* Set task *
Answer with one number: how many lines hold "structured".

::: Given information

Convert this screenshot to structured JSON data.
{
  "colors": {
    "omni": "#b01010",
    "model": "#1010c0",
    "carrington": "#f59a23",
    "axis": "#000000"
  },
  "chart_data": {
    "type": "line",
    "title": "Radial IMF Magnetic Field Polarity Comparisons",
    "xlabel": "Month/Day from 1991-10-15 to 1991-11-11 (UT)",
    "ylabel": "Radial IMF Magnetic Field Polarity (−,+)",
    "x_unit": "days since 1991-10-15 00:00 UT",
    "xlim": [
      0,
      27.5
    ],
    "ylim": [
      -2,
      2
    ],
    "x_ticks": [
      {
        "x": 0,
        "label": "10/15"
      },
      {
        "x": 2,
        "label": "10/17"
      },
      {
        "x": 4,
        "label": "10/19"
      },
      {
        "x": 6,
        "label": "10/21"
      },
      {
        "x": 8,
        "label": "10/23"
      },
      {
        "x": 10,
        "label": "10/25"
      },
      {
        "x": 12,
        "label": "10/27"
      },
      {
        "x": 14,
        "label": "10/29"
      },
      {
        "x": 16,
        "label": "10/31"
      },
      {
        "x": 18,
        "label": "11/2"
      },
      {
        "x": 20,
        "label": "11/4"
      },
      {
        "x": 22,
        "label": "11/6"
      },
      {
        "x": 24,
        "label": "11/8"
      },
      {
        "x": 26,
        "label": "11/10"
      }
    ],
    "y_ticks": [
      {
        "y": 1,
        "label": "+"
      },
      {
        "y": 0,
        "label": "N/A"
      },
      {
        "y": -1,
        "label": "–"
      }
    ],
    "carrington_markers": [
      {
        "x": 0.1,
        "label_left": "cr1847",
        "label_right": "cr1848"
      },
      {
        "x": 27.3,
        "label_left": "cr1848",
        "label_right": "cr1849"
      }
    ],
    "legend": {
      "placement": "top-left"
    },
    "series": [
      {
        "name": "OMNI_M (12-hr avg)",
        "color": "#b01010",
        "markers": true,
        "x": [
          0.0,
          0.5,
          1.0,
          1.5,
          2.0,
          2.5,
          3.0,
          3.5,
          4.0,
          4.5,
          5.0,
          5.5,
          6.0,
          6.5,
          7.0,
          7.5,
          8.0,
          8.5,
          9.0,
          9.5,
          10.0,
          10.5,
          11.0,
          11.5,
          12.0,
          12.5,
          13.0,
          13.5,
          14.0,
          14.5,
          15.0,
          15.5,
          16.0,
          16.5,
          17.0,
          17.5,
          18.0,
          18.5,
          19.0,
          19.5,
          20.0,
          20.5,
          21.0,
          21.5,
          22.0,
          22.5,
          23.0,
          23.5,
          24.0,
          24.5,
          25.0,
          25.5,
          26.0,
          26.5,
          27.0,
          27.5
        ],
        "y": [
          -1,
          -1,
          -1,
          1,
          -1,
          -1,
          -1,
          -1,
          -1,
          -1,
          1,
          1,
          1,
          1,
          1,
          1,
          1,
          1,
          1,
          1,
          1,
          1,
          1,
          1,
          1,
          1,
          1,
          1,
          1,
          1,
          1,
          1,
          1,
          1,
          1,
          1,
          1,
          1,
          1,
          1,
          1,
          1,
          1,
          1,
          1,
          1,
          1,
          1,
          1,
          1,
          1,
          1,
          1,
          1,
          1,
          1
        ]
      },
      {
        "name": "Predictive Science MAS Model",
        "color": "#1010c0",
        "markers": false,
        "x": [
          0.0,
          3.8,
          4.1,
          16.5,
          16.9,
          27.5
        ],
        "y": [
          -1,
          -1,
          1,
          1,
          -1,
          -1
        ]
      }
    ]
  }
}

::::::
::: Given information

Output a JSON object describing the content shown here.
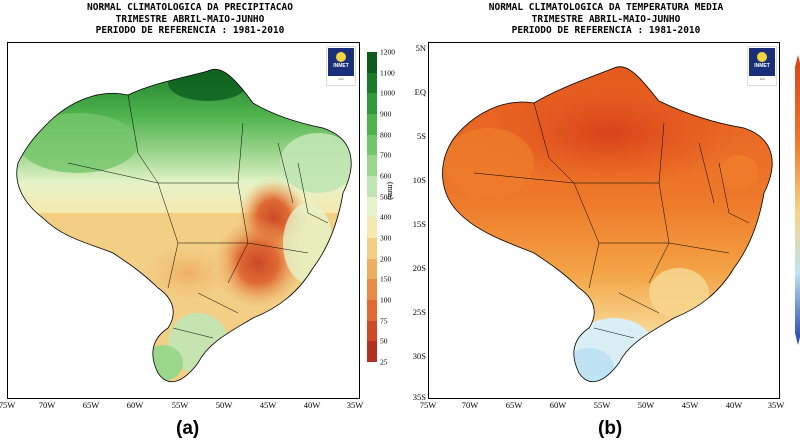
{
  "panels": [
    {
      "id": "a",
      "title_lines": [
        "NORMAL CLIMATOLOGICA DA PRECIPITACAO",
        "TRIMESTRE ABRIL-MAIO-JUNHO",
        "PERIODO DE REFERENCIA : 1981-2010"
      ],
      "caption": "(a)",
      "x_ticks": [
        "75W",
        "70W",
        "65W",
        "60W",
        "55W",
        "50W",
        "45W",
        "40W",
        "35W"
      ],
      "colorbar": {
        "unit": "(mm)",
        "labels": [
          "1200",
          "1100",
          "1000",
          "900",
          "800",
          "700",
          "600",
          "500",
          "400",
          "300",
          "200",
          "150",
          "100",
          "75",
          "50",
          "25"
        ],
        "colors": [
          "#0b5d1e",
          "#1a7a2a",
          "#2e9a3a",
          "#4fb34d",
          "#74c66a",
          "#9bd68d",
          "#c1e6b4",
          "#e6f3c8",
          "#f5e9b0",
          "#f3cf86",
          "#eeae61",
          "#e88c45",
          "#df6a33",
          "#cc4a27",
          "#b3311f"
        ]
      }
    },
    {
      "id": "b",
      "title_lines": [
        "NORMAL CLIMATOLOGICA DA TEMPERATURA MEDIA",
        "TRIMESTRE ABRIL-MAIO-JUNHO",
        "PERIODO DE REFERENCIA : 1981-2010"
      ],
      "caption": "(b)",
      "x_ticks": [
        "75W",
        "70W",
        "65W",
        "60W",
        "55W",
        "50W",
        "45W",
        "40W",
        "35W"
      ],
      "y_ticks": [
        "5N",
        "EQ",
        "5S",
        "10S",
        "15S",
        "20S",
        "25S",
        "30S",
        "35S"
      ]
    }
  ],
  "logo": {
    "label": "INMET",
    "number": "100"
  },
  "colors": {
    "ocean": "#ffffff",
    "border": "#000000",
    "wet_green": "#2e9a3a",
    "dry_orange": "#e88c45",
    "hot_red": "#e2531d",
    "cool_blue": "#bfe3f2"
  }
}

::::::
::: Given information

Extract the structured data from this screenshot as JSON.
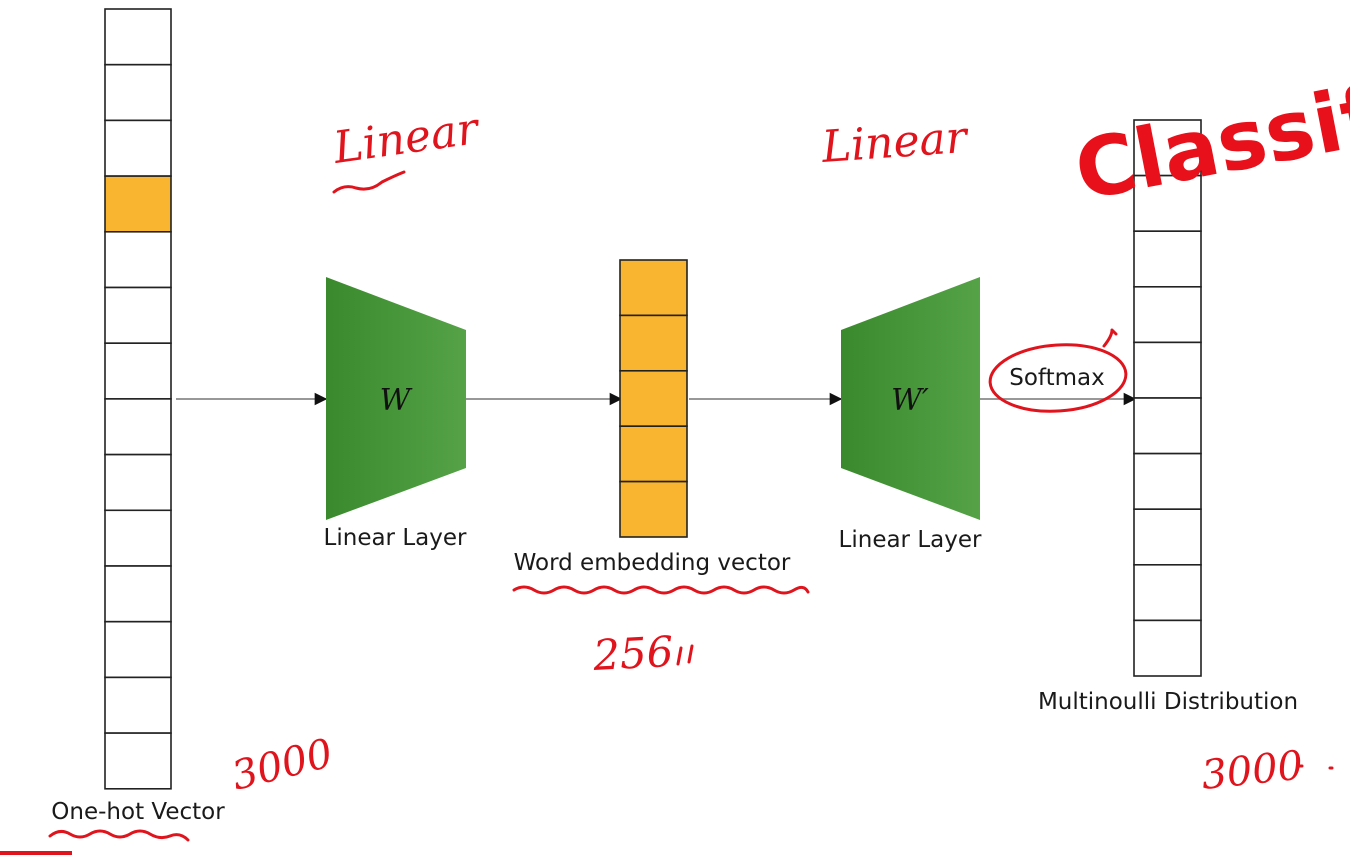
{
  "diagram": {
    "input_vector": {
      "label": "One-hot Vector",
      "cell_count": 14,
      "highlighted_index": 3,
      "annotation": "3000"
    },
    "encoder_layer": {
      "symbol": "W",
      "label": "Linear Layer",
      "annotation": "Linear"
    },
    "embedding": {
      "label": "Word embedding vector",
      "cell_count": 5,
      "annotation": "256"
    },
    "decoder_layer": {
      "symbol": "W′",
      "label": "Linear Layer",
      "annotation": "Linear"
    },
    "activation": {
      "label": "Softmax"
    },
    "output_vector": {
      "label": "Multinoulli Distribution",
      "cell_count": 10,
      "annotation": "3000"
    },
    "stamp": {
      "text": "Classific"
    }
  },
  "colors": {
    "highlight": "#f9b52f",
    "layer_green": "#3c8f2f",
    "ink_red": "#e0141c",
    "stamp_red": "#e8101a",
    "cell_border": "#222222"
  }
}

::::::

* Solution *
2